● **Goal of the exercise**
Output nothing but the number of lines that include the word "name".

━━━━━━━━━━━━━━━━━━━━━━━━━━━━━━

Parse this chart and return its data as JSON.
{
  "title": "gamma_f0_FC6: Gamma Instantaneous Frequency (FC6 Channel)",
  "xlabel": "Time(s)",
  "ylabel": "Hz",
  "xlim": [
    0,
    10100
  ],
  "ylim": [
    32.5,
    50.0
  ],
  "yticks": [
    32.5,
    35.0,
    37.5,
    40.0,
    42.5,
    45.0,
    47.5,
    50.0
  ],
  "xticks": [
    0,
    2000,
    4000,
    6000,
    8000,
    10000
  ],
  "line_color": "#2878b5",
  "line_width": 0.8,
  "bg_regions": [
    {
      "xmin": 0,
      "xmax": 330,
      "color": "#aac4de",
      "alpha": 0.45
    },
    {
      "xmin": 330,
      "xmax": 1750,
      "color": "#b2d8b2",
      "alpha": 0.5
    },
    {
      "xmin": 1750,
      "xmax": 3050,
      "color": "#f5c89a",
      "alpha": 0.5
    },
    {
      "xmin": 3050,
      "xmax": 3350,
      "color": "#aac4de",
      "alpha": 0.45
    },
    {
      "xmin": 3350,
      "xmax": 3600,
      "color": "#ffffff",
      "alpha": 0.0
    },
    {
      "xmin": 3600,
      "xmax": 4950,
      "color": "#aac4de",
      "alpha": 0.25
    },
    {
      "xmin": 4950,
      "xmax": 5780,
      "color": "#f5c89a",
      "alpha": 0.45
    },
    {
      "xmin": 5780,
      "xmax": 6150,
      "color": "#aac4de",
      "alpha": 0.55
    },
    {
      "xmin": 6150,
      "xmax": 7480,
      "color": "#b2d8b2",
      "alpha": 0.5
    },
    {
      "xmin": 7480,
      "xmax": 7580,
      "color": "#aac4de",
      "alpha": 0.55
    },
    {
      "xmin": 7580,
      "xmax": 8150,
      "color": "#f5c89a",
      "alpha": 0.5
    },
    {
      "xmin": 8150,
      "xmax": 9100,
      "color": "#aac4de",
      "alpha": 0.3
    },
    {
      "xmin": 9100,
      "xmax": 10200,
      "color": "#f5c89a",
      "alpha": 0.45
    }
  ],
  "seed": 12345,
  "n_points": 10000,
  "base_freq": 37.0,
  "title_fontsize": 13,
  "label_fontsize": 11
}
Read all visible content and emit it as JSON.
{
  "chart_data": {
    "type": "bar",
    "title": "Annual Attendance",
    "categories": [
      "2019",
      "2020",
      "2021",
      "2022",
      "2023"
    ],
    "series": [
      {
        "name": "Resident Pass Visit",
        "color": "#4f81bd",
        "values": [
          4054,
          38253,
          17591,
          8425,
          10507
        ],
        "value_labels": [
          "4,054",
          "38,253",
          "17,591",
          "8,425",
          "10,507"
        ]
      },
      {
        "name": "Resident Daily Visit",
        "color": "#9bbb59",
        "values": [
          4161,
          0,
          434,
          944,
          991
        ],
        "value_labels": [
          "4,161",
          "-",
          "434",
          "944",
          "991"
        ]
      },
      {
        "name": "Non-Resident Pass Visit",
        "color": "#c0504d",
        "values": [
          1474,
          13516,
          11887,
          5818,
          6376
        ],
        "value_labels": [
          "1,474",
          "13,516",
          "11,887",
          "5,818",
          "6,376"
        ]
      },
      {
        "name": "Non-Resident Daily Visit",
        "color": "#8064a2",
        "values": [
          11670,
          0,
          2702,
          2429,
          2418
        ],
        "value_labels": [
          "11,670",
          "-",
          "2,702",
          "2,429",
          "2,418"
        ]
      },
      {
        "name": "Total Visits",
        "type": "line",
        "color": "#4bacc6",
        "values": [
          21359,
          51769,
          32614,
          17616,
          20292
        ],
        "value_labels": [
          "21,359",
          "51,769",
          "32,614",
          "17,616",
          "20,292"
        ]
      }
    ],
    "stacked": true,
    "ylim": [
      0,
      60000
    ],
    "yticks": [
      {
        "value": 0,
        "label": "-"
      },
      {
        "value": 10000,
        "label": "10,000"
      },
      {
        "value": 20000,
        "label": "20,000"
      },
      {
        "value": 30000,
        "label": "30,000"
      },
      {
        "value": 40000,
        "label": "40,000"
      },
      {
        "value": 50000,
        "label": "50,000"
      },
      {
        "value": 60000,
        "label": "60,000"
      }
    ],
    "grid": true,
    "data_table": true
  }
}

━━━━━━━━━━━━━━━━━━━━━━━━━━━━━━

● **Completed exercise**
5